Exercise: For each line below that includes the word "folder", make a copy.

[Stored data]
──────────────────────────────

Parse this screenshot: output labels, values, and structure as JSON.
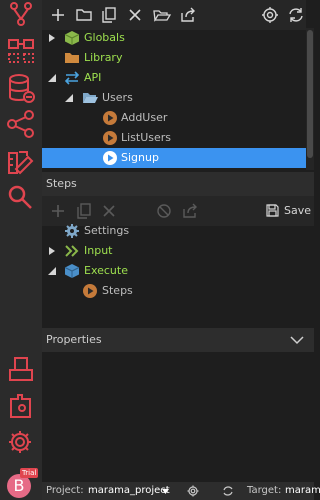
{
  "sidebar": {
    "items": [
      {
        "name": "git-branch-icon"
      },
      {
        "name": "project-flow-icon"
      },
      {
        "name": "database-icon"
      },
      {
        "name": "share-nodes-icon"
      },
      {
        "name": "design-tools-icon"
      },
      {
        "name": "search-icon"
      },
      {
        "name": "publish-icon"
      },
      {
        "name": "plugins-icon"
      },
      {
        "name": "settings-gear-icon"
      }
    ],
    "avatar_letter": "B",
    "trial_badge": "Trial"
  },
  "toolbar": {
    "icons": [
      "add-icon",
      "new-folder-icon",
      "copy-icon",
      "delete-icon",
      "open-folder-icon",
      "export-icon",
      "gear-icon",
      "refresh-icon"
    ]
  },
  "tree": {
    "items": [
      {
        "label": "Globals",
        "icon": "cube-icon",
        "color": "green",
        "level": 0,
        "arrow": "collapsed"
      },
      {
        "label": "Library",
        "icon": "folder-icon",
        "color": "green",
        "level": 0,
        "arrow": "none"
      },
      {
        "label": "API",
        "icon": "api-icon",
        "color": "green",
        "level": 0,
        "arrow": "expanded"
      },
      {
        "label": "Users",
        "icon": "folder-open-icon",
        "color": "gray",
        "level": 1,
        "arrow": "expanded"
      },
      {
        "label": "AddUser",
        "icon": "play-icon",
        "color": "gray",
        "level": 2,
        "arrow": "none"
      },
      {
        "label": "ListUsers",
        "icon": "play-icon",
        "color": "gray",
        "level": 2,
        "arrow": "none"
      },
      {
        "label": "Signup",
        "icon": "play-icon",
        "color": "white",
        "level": 2,
        "arrow": "none",
        "selected": true
      }
    ]
  },
  "steps": {
    "title": "Steps",
    "save_label": "Save",
    "items": [
      {
        "label": "Settings",
        "icon": "gear-icon",
        "color": "gray",
        "level": 0,
        "arrow": "none"
      },
      {
        "label": "Input",
        "icon": "chevrons-right-icon",
        "color": "green",
        "level": 0,
        "arrow": "collapsed"
      },
      {
        "label": "Execute",
        "icon": "cube-icon",
        "color": "green",
        "level": 0,
        "arrow": "expanded"
      },
      {
        "label": "Steps",
        "icon": "play-icon",
        "color": "gray",
        "level": 1,
        "arrow": "none"
      }
    ]
  },
  "properties": {
    "title": "Properties"
  },
  "statusbar": {
    "project_label": "Project:",
    "project_value": "marama_project",
    "target_label": "Target:",
    "target_value": "maram"
  },
  "colors": {
    "accent_red": "#e0454f",
    "selection_blue": "#3b93f0",
    "tree_green": "#9ee04f",
    "api_blue": "#4aa3df",
    "action_orange": "#c57a3a"
  }
}
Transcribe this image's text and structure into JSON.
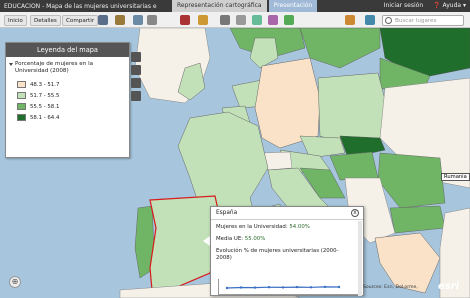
{
  "titlebar": {
    "title": "EDUCACIÓN - Mapa de las mujeres universitarias e",
    "tabs": [
      {
        "label": "Representación cartográfica",
        "active": false
      },
      {
        "label": "Presentación",
        "active": true
      }
    ],
    "signin": "Iniciar sesión",
    "help": "Ayuda"
  },
  "toolbar": {
    "buttons": [
      "Inicio",
      "Detalles",
      "Compartir"
    ],
    "search_placeholder": "Buscar lugares"
  },
  "legend": {
    "header": "Leyenda del mapa",
    "title": "Porcentaje de mujeres en la Universidad (2008)",
    "classes": [
      {
        "label": "48.3 - 51.7",
        "color": "#f9e2c7"
      },
      {
        "label": "51.7 - 55.5",
        "color": "#c2e1b8"
      },
      {
        "label": "55.5 - 58.1",
        "color": "#6fb565"
      },
      {
        "label": "58.1 - 64.4",
        "color": "#1f6e2c"
      }
    ]
  },
  "map_labels": {
    "romania": "Rumania",
    "attribution": "Sources: Esri, DeLorme,",
    "logo": "esri"
  },
  "popup": {
    "title": "España",
    "univ_label": "Mujeres en la Universidad:",
    "univ_value": "54.00%",
    "ue_label": "Media UE:",
    "ue_value": "55.00%",
    "evol_label": "Evolución % de mujeres universitarias (2000-2008)",
    "close": "x"
  },
  "colors": {
    "sea": "#a7c6de",
    "land_base": "#f5f1e8"
  }
}
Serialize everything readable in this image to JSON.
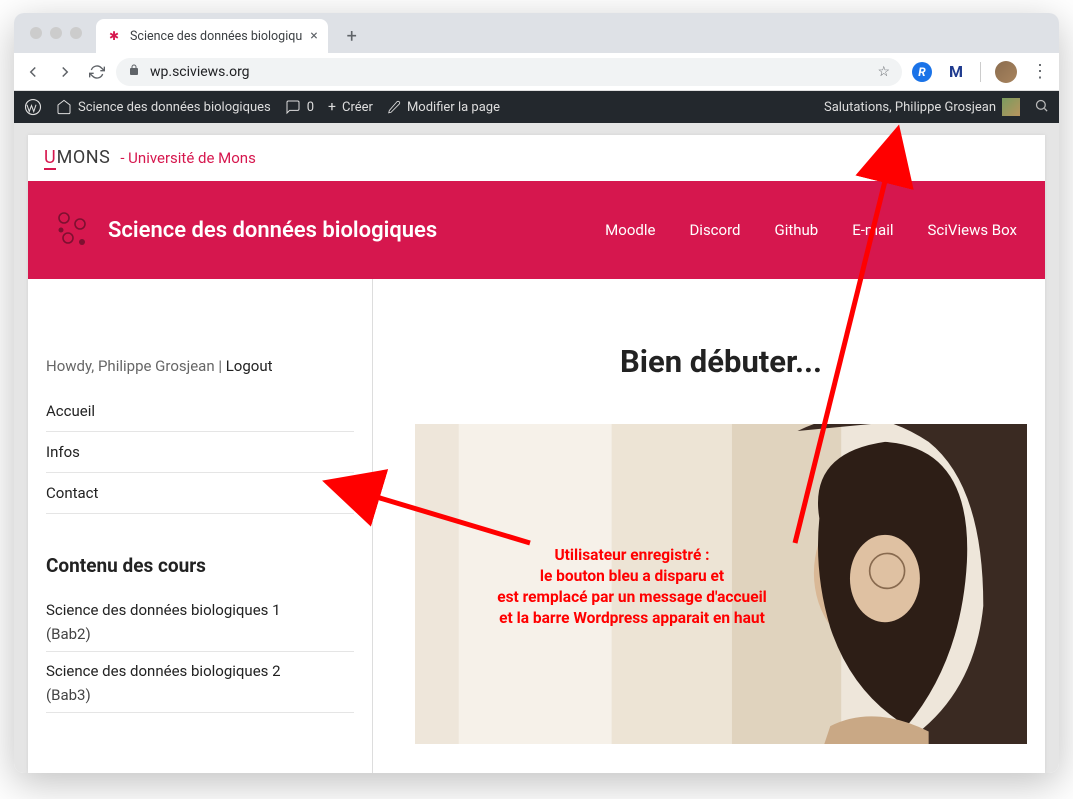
{
  "browser": {
    "tab_title": "Science des données biologiqu",
    "url": "wp.sciviews.org"
  },
  "wp_bar": {
    "site_name": "Science des données biologiques",
    "comments_count": "0",
    "new_label": "Créer",
    "edit_label": "Modifier la page",
    "greeting": "Salutations, Philippe Grosjean"
  },
  "umons": {
    "logo_u": "U",
    "logo_mons": "MONS",
    "subtitle": "- Université de Mons"
  },
  "banner": {
    "title": "Science des données biologiques",
    "nav": [
      "Moodle",
      "Discord",
      "Github",
      "E-mail",
      "SciViews Box"
    ]
  },
  "sidebar": {
    "howdy": "Howdy, Philippe Grosjean",
    "sep": " | ",
    "logout": "Logout",
    "links": [
      "Accueil",
      "Infos",
      "Contact"
    ],
    "courses_heading": "Contenu des cours",
    "courses": [
      {
        "title": "Science des données biologiques 1",
        "sub": "(Bab2)"
      },
      {
        "title": "Science des données biologiques 2",
        "sub": "(Bab3)"
      }
    ]
  },
  "main": {
    "title": "Bien débuter..."
  },
  "annotation": {
    "line1": "Utilisateur enregistré :",
    "line2": "le bouton bleu a disparu et",
    "line3": "est remplacé par un message d'accueil",
    "line4": "et la barre Wordpress apparait en haut"
  }
}
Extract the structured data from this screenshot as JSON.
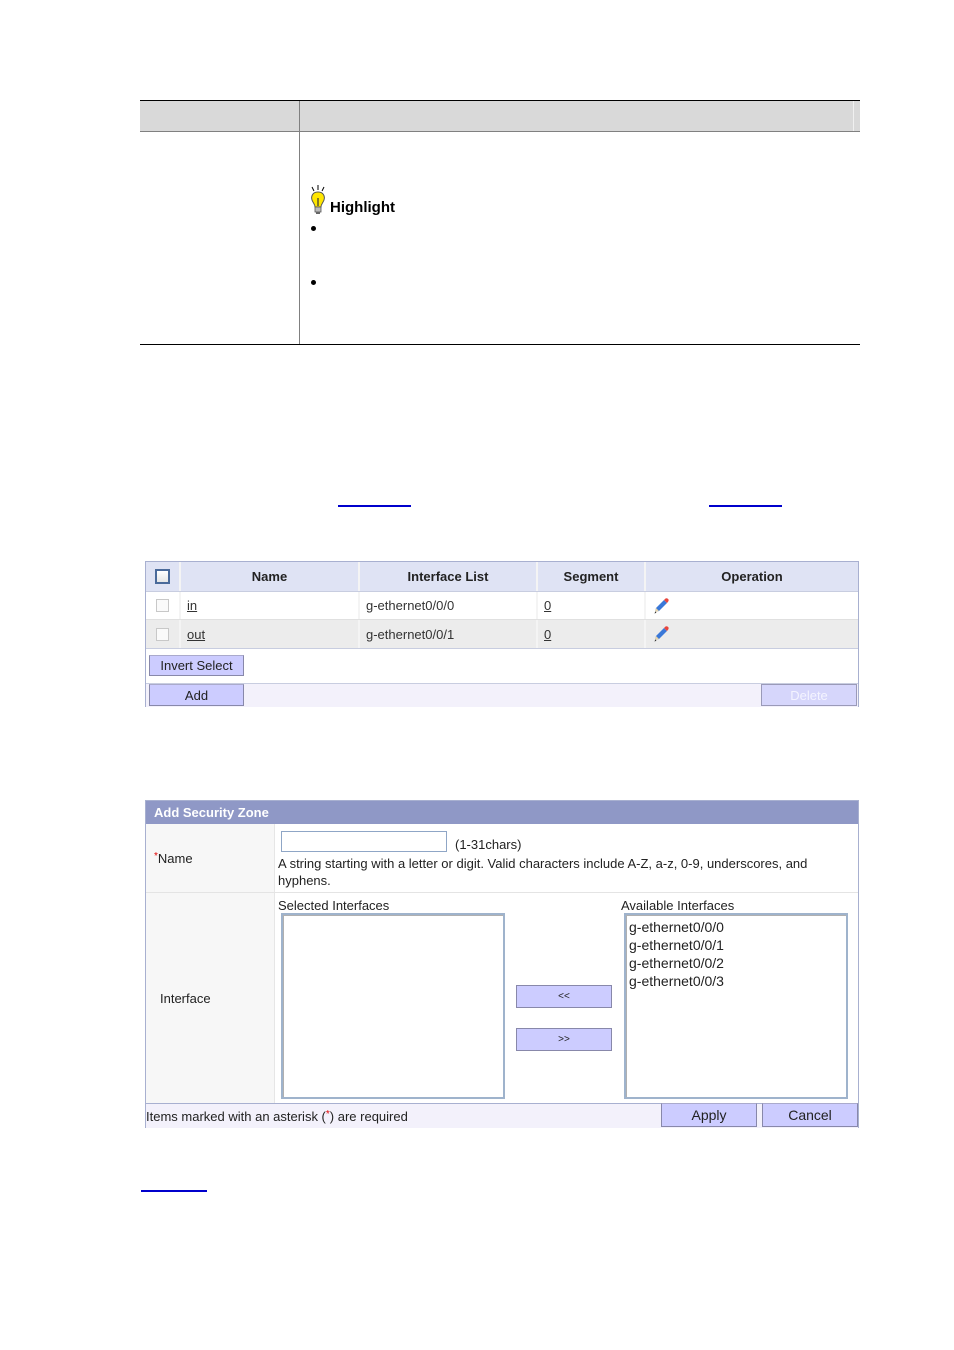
{
  "doc_table": {
    "header_cells": [
      "",
      ""
    ],
    "note_title": "Highlight",
    "note_icon": "lightbulb-icon",
    "bullets": 2
  },
  "zone_list": {
    "columns": [
      "Name",
      "Interface List",
      "Segment",
      "Operation"
    ],
    "rows": [
      {
        "name": "in",
        "interfaces": "g-ethernet0/0/0",
        "segment": "0",
        "operation_icon": "edit-pencil-icon"
      },
      {
        "name": "out",
        "interfaces": "g-ethernet0/0/1",
        "segment": "0",
        "operation_icon": "edit-pencil-icon"
      }
    ],
    "invert_select_label": "Invert Select",
    "add_label": "Add",
    "delete_label": "Delete"
  },
  "add_zone_form": {
    "title": "Add Security Zone",
    "name_label": "Name",
    "required_mark": "*",
    "name_value": "",
    "name_hint": "(1-31chars)",
    "name_desc_line1": "A string starting with a letter or digit. Valid characters include A-Z, a-z, 0-9, underscores, and",
    "name_desc_line2": "hyphens.",
    "interface_label": "Interface",
    "selected_label": "Selected Interfaces",
    "available_label": "Available Interfaces",
    "selected_interfaces": [],
    "available_interfaces": [
      "g-ethernet0/0/0",
      "g-ethernet0/0/1",
      "g-ethernet0/0/2",
      "g-ethernet0/0/3"
    ],
    "move_left_label": "<<",
    "move_right_label": ">>",
    "footer_note_prefix": "Items marked with an asterisk (",
    "footer_note_suffix": ") are required",
    "apply_label": "Apply",
    "cancel_label": "Cancel"
  },
  "colors": {
    "link": "#0000cc",
    "button_bg": "#ccccff",
    "form_title_bg": "#8f98c6",
    "table_header_bg": "#dfe3f4"
  }
}
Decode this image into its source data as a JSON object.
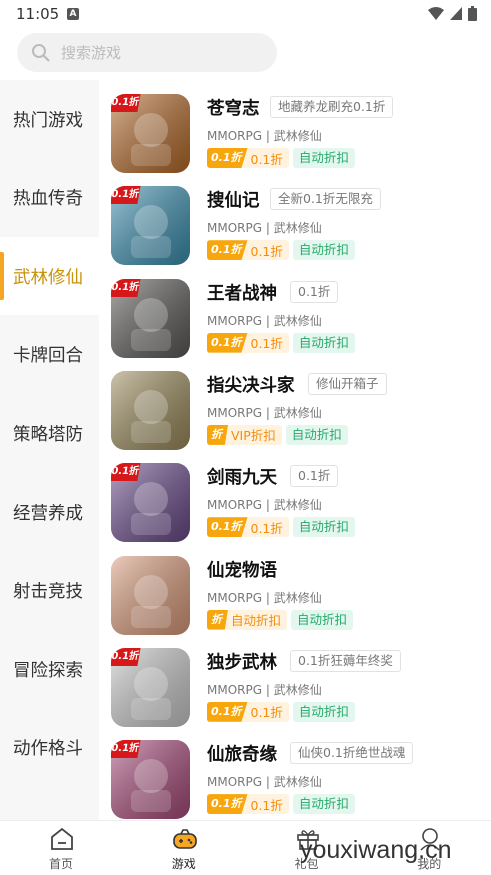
{
  "status_bar": {
    "time": "11:05"
  },
  "search": {
    "placeholder": "搜索游戏"
  },
  "categories": [
    "热门游戏",
    "热血传奇",
    "武林修仙",
    "卡牌回合",
    "策略塔防",
    "经营养成",
    "射击竞技",
    "冒险探索",
    "动作格斗"
  ],
  "active_category": "武林修仙",
  "games": [
    {
      "name": "苍穹志",
      "tag": "地藏养龙刷充0.1折",
      "meta": "MMORPG | 武林修仙",
      "disc_label": "0.1折",
      "disc_value": "0.1折",
      "auto": "自动折扣",
      "badge": "0.1折",
      "color": "#b56a2a"
    },
    {
      "name": "搜仙记",
      "tag": "全新0.1折无限充",
      "meta": "MMORPG | 武林修仙",
      "disc_label": "0.1折",
      "disc_value": "0.1折",
      "auto": "自动折扣",
      "badge": "0.1折",
      "color": "#3a8fb0"
    },
    {
      "name": "王者战神",
      "tag": "0.1折",
      "meta": "MMORPG | 武林修仙",
      "disc_label": "0.1折",
      "disc_value": "0.1折",
      "auto": "自动折扣",
      "badge": "0.1折",
      "color": "#5c5a58"
    },
    {
      "name": "指尖决斗家",
      "tag": "修仙开箱子",
      "meta": "MMORPG | 武林修仙",
      "disc_label": "折",
      "disc_value": "VIP折扣",
      "auto": "自动折扣",
      "badge": "",
      "color": "#9a8a5a"
    },
    {
      "name": "剑雨九天",
      "tag": "0.1折",
      "meta": "MMORPG | 武林修仙",
      "disc_label": "0.1折",
      "disc_value": "0.1折",
      "auto": "自动折扣",
      "badge": "0.1折",
      "color": "#6a4a8a"
    },
    {
      "name": "仙宠物语",
      "tag": "",
      "meta": "MMORPG | 武林修仙",
      "disc_label": "折",
      "disc_value": "自动折扣",
      "auto": "自动折扣",
      "badge": "",
      "color": "#d99a7a"
    },
    {
      "name": "独步武林",
      "tag": "0.1折狂薅年终奖",
      "meta": "MMORPG | 武林修仙",
      "disc_label": "0.1折",
      "disc_value": "0.1折",
      "auto": "自动折扣",
      "badge": "0.1折",
      "color": "#c9c9c9"
    },
    {
      "name": "仙旅奇缘",
      "tag": "仙侠0.1折绝世战魂",
      "meta": "MMORPG | 武林修仙",
      "disc_label": "0.1折",
      "disc_value": "0.1折",
      "auto": "自动折扣",
      "badge": "0.1折",
      "color": "#a84a7a"
    }
  ],
  "tabs": [
    {
      "label": "首页",
      "icon": "home-icon"
    },
    {
      "label": "游戏",
      "icon": "gamepad-icon"
    },
    {
      "label": "礼包",
      "icon": "gift-icon"
    },
    {
      "label": "我的",
      "icon": "user-icon"
    }
  ],
  "watermark": "youxiwang.cn"
}
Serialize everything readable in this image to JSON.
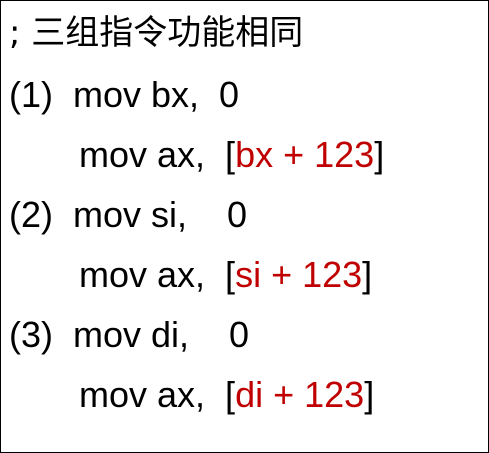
{
  "header": {
    "comment": "; 三组指令功能相同"
  },
  "groups": [
    {
      "label": "(1)",
      "first": "mov bx,  0",
      "second_prefix": "mov ax,  ",
      "open": "[",
      "operand": "bx + 123",
      "close": "]"
    },
    {
      "label": "(2)",
      "first": "mov si,    0",
      "second_prefix": "mov ax,  ",
      "open": "[",
      "operand": "si + 123",
      "close": "]"
    },
    {
      "label": "(3)",
      "first": "mov di,    0",
      "second_prefix": "mov ax,  ",
      "open": "[",
      "operand": "di + 123",
      "close": "]"
    }
  ],
  "colors": {
    "operand": "#c00000",
    "text": "#000000",
    "border": "#000000"
  }
}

──────────────────────────────

Response:
      "new-folder-icon",
      "open-folder-icon",
        "icon": "folder-icon",
        "icon": "folder-open-icon",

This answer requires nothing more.